***** Dataset entries
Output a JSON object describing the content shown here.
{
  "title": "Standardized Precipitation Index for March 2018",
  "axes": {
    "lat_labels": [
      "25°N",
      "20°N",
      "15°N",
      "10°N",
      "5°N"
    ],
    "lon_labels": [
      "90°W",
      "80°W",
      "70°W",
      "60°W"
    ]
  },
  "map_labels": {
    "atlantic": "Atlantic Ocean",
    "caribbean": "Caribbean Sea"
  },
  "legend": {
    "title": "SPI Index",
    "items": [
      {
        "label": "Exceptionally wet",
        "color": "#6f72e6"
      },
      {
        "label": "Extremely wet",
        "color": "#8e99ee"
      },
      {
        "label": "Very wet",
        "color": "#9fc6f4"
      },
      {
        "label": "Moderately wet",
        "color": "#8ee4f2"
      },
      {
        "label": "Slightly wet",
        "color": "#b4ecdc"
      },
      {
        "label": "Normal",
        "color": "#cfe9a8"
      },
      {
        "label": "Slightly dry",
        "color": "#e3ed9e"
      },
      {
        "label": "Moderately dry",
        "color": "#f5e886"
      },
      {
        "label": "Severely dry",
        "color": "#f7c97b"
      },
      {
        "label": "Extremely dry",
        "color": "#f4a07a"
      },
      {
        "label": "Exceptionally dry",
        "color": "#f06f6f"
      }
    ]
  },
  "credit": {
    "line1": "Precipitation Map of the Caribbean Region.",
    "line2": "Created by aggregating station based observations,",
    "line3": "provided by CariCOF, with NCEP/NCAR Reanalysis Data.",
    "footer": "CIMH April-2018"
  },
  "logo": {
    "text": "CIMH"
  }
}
**********
▸ Task to carry out:
Reproduce the whole listing word for word.

▸ The answer:
Output a JSON object describing the content shown here.
{
  "title": "Standardized Precipitation Index for March 2018",
  "axes": {
    "lat_labels": [
      "25°N",
      "20°N",
      "15°N",
      "10°N",
      "5°N"
    ],
    "lon_labels": [
      "90°W",
      "80°W",
      "70°W",
      "60°W"
    ]
  },
  "map_labels": {
    "atlantic": "Atlantic Ocean",
    "caribbean": "Caribbean Sea"
  },
  "legend": {
    "title": "SPI Index",
    "items": [
      {
        "label": "Exceptionally wet",
        "color": "#6f72e6"
      },
      {
        "label": "Extremely wet",
        "color": "#8e99ee"
      },
      {
        "label": "Very wet",
        "color": "#9fc6f4"
      },
      {
        "label": "Moderately wet",
        "color": "#8ee4f2"
      },
      {
        "label": "Slightly wet",
        "color": "#b4ecdc"
      },
      {
        "label": "Normal",
        "color": "#cfe9a8"
      },
      {
        "label": "Slightly dry",
        "color": "#e3ed9e"
      },
      {
        "label": "Moderately dry",
        "color": "#f5e886"
      },
      {
        "label": "Severely dry",
        "color": "#f7c97b"
      },
      {
        "label": "Extremely dry",
        "color": "#f4a07a"
      },
      {
        "label": "Exceptionally dry",
        "color": "#f06f6f"
      }
    ]
  },
  "credit": {
    "line1": "Precipitation Map of the Caribbean Region.",
    "line2": "Created by aggregating station based observations,",
    "line3": "provided by CariCOF, with NCEP/NCAR Reanalysis Data.",
    "footer": "CIMH April-2018"
  },
  "logo": {
    "text": "CIMH"
  }
}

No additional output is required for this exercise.